▸ **What is asked**:
Copy the rows below without changes, from the first row through the line containing "673, 639, 701]", including that line.

▸ **Data for this exercise**:
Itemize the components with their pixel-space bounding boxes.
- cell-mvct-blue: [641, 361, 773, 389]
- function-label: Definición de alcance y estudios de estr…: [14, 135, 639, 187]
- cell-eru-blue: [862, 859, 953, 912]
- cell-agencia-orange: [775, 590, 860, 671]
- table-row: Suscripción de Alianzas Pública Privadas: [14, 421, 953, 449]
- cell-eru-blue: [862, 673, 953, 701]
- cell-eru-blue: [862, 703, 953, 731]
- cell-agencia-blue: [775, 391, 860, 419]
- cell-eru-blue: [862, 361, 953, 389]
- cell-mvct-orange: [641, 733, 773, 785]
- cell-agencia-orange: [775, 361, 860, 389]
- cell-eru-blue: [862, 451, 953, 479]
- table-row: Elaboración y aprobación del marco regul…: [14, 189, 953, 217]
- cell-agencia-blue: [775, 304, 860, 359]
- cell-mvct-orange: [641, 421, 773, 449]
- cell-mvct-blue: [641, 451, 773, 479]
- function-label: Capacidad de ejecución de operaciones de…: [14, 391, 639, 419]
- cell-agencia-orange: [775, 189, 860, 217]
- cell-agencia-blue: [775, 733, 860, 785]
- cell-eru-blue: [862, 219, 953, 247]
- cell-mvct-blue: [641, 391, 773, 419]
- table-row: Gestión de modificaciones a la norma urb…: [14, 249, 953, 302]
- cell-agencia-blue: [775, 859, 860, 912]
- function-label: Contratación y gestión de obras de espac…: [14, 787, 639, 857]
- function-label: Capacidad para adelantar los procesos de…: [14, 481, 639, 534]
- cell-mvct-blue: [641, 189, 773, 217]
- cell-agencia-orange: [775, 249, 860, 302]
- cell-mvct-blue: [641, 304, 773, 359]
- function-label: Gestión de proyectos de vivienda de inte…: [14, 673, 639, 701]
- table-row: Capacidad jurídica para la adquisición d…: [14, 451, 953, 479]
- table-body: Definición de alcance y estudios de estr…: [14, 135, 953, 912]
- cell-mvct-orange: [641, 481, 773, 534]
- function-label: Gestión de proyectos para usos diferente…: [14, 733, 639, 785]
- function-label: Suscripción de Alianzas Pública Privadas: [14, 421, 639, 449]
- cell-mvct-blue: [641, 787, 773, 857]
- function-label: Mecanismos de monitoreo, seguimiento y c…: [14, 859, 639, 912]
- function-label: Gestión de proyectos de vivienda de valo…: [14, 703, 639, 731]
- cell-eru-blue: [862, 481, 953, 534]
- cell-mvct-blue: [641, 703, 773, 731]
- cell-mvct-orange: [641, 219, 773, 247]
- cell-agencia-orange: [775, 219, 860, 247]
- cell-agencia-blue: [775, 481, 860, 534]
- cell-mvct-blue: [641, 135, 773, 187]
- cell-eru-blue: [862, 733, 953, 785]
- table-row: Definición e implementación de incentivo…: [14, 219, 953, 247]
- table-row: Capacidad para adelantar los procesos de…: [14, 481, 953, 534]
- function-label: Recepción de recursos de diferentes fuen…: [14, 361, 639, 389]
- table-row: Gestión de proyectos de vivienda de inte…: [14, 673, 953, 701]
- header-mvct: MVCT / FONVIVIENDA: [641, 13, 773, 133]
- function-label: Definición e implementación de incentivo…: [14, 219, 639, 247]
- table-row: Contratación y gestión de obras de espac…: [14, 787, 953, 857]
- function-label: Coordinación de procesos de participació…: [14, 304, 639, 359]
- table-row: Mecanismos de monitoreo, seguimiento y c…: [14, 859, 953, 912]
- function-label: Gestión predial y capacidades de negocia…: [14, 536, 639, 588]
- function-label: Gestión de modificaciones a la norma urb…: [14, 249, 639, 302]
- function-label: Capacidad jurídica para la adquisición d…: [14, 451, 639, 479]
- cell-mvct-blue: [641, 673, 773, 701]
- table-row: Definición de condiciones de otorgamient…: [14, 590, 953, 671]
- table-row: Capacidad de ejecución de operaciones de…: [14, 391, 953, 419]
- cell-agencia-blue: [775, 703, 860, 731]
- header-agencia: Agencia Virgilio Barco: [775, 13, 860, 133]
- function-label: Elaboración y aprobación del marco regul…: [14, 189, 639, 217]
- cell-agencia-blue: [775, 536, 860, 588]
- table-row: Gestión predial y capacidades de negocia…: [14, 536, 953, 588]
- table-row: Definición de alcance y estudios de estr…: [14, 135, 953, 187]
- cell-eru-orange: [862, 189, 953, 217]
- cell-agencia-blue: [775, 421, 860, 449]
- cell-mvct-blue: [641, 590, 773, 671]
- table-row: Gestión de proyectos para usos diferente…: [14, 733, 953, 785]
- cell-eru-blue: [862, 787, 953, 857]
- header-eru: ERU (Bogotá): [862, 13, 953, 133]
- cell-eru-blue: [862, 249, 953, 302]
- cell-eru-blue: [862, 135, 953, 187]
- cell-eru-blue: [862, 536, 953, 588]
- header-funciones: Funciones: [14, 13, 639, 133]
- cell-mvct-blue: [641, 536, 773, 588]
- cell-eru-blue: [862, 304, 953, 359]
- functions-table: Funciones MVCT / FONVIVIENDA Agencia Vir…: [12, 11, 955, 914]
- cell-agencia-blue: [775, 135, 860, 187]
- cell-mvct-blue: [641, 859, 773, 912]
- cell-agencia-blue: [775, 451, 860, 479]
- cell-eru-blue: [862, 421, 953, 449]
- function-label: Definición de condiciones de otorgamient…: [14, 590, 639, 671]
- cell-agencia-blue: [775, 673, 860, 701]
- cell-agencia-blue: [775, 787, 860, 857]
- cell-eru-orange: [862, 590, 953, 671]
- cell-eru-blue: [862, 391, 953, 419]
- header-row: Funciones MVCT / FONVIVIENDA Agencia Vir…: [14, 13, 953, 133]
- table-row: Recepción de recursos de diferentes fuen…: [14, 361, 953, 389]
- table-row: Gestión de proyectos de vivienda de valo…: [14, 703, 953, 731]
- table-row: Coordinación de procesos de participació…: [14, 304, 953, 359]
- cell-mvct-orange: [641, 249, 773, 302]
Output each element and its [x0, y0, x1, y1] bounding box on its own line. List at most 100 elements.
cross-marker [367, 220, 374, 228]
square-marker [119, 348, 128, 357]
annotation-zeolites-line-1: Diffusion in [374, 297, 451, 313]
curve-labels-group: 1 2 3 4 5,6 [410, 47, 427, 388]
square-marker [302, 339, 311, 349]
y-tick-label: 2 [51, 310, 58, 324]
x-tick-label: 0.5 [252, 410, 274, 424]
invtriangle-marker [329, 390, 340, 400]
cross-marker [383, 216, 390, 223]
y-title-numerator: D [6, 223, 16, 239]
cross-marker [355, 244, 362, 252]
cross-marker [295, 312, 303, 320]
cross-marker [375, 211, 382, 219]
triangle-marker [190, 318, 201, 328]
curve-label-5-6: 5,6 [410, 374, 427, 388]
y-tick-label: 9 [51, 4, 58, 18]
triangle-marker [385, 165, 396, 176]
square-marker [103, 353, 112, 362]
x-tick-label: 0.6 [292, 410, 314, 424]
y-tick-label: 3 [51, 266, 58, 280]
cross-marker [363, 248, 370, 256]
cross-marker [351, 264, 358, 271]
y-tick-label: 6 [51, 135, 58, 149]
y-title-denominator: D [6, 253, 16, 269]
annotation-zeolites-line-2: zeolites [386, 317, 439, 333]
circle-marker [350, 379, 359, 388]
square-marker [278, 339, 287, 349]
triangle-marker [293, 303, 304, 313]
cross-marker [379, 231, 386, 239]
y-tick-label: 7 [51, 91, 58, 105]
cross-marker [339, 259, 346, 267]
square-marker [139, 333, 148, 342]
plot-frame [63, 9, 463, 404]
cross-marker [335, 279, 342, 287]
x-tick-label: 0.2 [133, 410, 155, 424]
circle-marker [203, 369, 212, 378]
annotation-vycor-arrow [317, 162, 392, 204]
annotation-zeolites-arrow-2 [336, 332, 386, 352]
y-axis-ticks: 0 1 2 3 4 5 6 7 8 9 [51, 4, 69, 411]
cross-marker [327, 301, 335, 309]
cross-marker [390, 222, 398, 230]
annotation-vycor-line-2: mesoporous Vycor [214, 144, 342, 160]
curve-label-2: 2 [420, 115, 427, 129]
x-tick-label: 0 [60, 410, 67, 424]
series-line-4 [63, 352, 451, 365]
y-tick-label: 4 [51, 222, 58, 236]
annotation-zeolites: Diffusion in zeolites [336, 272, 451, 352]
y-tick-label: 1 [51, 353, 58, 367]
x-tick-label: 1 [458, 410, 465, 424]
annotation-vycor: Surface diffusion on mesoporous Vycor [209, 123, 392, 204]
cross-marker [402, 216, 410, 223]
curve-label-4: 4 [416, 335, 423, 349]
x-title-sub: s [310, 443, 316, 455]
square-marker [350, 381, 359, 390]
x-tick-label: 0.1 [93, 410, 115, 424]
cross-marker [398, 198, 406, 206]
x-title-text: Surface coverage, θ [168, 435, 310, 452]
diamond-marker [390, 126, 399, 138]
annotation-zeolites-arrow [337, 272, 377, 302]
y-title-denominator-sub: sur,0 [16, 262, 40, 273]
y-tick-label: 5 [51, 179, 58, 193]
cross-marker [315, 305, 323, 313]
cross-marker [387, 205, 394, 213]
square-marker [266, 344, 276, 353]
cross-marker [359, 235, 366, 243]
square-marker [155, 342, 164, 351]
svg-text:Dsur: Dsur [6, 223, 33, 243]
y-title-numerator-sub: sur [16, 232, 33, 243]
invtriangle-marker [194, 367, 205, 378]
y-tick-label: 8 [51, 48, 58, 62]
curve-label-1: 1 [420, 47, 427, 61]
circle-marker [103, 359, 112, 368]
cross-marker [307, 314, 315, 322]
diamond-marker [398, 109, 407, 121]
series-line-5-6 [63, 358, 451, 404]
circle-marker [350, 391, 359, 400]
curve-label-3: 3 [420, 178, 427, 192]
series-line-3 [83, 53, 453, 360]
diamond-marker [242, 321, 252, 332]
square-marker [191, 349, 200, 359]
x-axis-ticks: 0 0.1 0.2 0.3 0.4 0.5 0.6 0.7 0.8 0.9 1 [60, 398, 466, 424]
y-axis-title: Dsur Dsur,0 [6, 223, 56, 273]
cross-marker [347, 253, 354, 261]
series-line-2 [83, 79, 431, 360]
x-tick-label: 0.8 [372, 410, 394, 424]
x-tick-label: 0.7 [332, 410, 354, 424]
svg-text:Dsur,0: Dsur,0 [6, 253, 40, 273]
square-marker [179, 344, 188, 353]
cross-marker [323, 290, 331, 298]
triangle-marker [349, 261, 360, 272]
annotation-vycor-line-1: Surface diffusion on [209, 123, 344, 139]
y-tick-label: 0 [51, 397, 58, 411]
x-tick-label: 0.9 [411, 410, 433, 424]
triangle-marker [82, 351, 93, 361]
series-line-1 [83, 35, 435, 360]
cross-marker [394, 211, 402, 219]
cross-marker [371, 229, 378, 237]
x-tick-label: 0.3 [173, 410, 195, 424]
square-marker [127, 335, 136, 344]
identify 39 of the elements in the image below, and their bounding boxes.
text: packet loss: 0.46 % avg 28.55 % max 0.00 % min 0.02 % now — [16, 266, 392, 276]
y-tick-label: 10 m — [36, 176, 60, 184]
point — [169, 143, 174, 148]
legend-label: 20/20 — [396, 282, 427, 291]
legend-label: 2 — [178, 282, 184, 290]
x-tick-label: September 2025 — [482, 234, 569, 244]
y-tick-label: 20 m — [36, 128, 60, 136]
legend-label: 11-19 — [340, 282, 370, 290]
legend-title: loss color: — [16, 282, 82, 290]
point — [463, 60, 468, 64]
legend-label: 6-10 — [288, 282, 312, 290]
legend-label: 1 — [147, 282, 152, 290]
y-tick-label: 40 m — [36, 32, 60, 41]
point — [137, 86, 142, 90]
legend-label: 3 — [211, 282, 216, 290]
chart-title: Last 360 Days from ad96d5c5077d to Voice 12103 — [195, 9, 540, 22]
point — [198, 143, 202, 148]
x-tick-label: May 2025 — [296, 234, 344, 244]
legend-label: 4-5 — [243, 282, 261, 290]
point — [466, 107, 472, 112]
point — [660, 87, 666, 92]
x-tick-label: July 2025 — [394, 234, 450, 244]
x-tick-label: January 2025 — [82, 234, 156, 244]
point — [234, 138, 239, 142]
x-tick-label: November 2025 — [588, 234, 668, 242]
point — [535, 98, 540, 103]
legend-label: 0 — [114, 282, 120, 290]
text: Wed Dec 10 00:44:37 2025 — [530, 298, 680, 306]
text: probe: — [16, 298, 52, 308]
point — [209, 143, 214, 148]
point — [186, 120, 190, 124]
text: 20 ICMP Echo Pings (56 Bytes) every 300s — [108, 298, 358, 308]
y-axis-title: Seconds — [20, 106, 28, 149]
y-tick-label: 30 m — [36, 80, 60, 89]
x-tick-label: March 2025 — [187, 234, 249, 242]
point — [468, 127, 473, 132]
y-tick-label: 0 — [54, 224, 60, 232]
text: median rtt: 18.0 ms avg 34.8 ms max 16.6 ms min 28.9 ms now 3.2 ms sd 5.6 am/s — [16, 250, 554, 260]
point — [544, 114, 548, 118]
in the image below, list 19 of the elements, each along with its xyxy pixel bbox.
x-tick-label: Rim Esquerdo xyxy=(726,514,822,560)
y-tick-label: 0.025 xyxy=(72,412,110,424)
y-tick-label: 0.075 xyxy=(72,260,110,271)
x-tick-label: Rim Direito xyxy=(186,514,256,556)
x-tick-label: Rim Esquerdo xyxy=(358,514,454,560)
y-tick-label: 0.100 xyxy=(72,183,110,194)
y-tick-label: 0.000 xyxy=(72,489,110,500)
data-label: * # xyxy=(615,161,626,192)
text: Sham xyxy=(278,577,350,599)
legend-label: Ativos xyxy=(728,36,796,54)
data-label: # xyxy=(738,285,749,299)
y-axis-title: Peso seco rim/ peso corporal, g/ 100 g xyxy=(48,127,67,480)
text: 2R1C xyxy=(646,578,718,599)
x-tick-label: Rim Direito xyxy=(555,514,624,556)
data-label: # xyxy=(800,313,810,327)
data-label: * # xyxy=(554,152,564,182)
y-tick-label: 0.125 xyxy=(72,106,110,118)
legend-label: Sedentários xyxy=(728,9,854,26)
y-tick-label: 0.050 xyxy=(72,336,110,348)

▸ **Output of the exercise**:
Itemize the components with their pixel-space bounding boxes.
- cell-mvct-blue: [641, 361, 773, 389]
- function-label: Definición de alcance y estudios de estr…: [14, 135, 639, 187]
- cell-eru-blue: [862, 859, 953, 912]
- cell-agencia-orange: [775, 590, 860, 671]
- table-row: Suscripción de Alianzas Pública Privadas: [14, 421, 953, 449]
- cell-eru-blue: [862, 673, 953, 701]
- cell-eru-blue: [862, 703, 953, 731]
- cell-agencia-blue: [775, 391, 860, 419]
- cell-eru-blue: [862, 361, 953, 389]
- cell-mvct-orange: [641, 733, 773, 785]
- cell-agencia-orange: [775, 361, 860, 389]
- cell-eru-blue: [862, 451, 953, 479]
- table-row: Elaboración y aprobación del marco regul…: [14, 189, 953, 217]
- cell-agencia-blue: [775, 304, 860, 359]
- cell-mvct-orange: [641, 421, 773, 449]
- cell-mvct-blue: [641, 451, 773, 479]
- function-label: Capacidad de ejecución de operaciones de…: [14, 391, 639, 419]
- cell-agencia-orange: [775, 189, 860, 217]
- cell-agencia-blue: [775, 733, 860, 785]
- cell-eru-blue: [862, 219, 953, 247]
- cell-mvct-blue: [641, 391, 773, 419]
- table-row: Gestión de modificaciones a la norma urb…: [14, 249, 953, 302]
- cell-agencia-blue: [775, 859, 860, 912]
- function-label: Contratación y gestión de obras de espac…: [14, 787, 639, 857]
- function-label: Capacidad para adelantar los procesos de…: [14, 481, 639, 534]
- cell-mvct-blue: [641, 189, 773, 217]
- cell-agencia-orange: [775, 249, 860, 302]
- cell-mvct-blue: [641, 304, 773, 359]
- function-label: Gestión de proyectos de vivienda de inte…: [14, 673, 639, 701]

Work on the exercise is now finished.